- SET EXERCISE:
Go through the listing and pick out each line with the word "chevron" in it.

- RECORDS TO PROCESS:
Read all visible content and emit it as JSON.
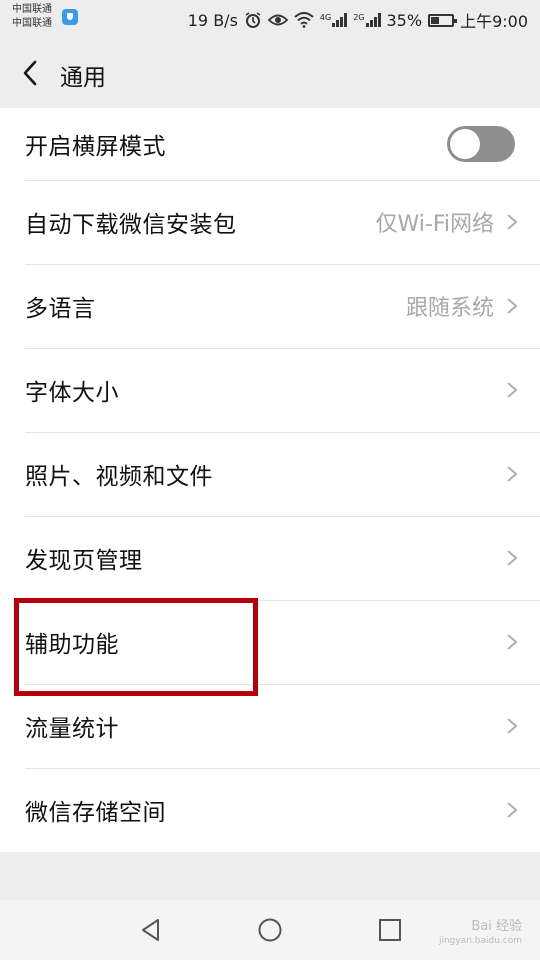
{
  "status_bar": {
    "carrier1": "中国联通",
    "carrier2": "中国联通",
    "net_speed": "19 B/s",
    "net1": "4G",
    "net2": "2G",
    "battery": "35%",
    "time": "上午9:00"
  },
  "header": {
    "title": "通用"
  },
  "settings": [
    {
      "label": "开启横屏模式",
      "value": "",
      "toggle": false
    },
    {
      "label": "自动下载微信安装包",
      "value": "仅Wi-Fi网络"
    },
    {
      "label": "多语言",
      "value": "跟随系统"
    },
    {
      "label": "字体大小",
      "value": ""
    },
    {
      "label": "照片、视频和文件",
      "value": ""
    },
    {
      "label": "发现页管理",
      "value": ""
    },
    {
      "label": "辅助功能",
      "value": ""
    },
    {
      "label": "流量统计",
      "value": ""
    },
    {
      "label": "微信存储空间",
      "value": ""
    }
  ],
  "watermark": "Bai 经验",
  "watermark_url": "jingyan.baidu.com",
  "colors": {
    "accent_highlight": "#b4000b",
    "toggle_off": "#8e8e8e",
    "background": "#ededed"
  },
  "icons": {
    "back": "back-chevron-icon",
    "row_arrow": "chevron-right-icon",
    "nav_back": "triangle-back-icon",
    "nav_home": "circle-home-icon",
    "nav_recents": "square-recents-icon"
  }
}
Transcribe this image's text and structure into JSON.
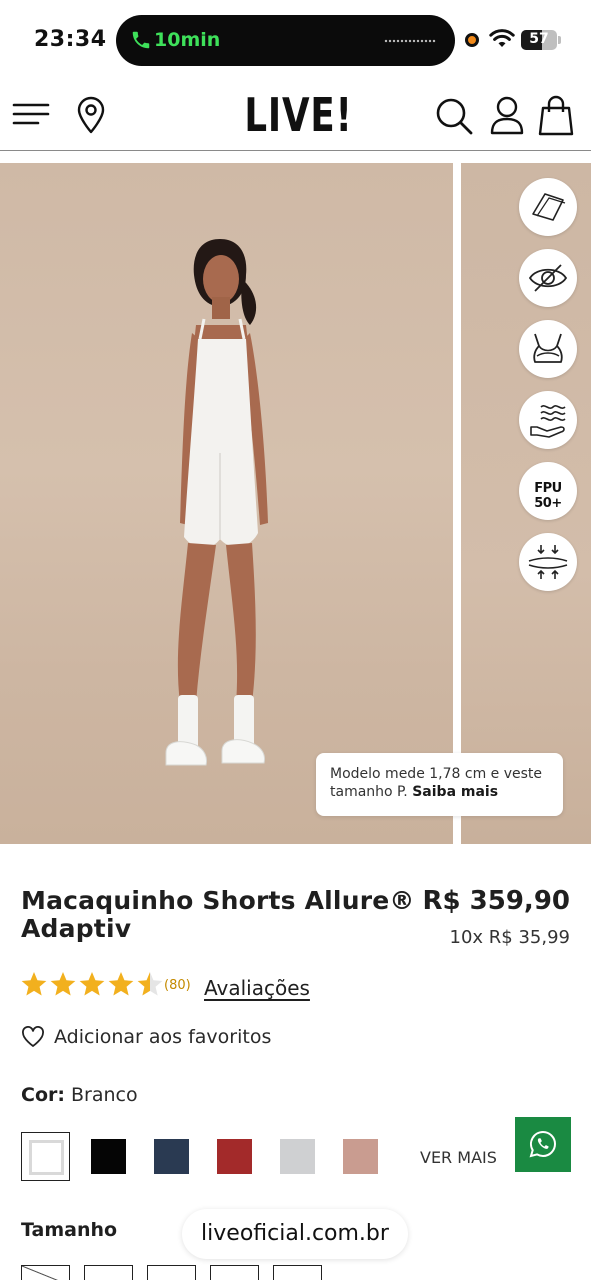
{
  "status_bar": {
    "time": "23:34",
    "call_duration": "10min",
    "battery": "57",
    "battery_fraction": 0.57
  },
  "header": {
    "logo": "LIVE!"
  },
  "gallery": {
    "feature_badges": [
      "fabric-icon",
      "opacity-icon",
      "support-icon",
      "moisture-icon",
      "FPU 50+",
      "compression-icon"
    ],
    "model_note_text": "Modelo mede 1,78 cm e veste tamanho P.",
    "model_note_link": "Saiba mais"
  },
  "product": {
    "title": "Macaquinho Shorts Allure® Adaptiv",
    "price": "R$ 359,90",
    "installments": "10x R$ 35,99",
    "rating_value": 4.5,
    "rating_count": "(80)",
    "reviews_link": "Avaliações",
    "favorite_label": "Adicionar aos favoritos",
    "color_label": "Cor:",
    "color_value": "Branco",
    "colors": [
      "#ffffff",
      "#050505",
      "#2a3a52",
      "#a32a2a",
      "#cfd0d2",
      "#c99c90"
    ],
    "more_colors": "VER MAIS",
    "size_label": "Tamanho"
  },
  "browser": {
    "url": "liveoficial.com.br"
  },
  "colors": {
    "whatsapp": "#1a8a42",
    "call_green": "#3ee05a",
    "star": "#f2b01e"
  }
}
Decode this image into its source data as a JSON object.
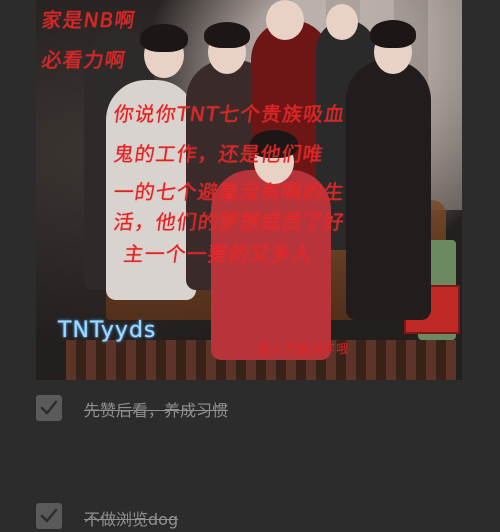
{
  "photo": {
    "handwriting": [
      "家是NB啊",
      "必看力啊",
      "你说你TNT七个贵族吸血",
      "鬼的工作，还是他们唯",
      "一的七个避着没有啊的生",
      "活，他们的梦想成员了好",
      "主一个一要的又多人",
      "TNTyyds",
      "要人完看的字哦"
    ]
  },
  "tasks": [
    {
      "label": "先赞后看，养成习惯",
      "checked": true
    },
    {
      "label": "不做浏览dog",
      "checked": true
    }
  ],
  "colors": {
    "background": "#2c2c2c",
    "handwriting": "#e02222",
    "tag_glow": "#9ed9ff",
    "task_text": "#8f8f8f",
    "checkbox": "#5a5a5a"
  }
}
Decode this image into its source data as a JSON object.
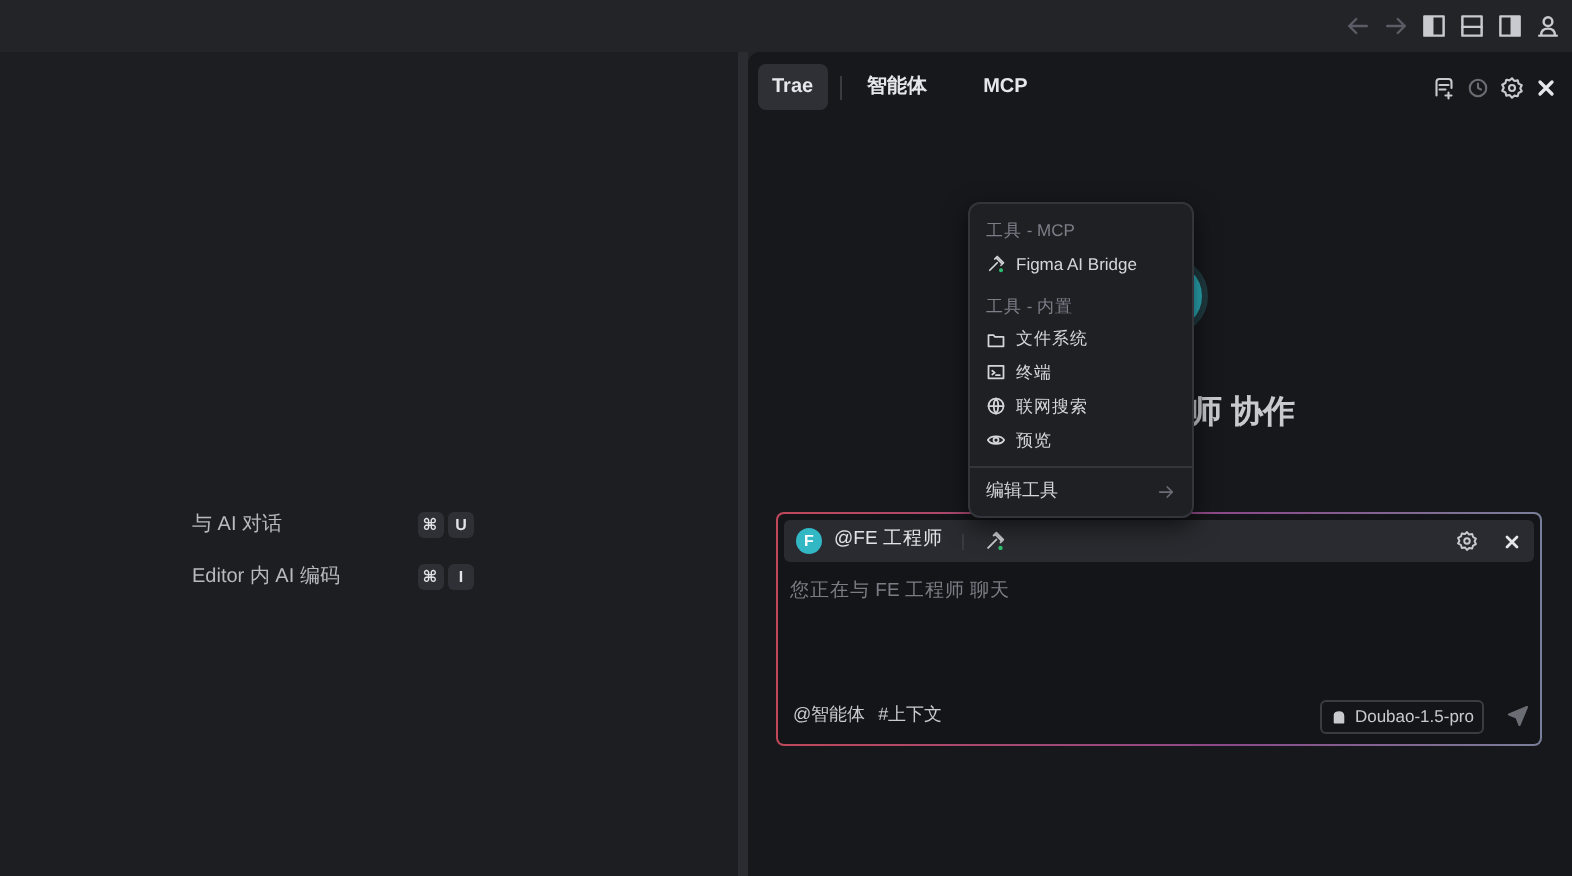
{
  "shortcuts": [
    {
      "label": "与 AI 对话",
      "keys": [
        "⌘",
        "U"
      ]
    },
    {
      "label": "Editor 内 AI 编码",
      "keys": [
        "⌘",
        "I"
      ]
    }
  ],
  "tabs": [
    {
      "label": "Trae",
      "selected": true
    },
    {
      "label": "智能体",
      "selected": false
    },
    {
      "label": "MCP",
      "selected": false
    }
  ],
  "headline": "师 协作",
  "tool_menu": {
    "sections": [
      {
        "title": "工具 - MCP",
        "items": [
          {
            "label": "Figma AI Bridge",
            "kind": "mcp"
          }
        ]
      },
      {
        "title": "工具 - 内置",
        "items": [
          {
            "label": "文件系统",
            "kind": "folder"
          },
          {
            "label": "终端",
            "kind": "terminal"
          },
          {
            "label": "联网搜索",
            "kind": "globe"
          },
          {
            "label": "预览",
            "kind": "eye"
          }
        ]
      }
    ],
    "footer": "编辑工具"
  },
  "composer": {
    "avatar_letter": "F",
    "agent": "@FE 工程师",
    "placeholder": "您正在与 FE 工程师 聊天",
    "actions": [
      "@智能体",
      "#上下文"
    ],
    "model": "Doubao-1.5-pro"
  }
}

- RESULT OF THIS TASK:
    "back": "back-chevron-icon",
    "row_arrow": "chevron-right-icon",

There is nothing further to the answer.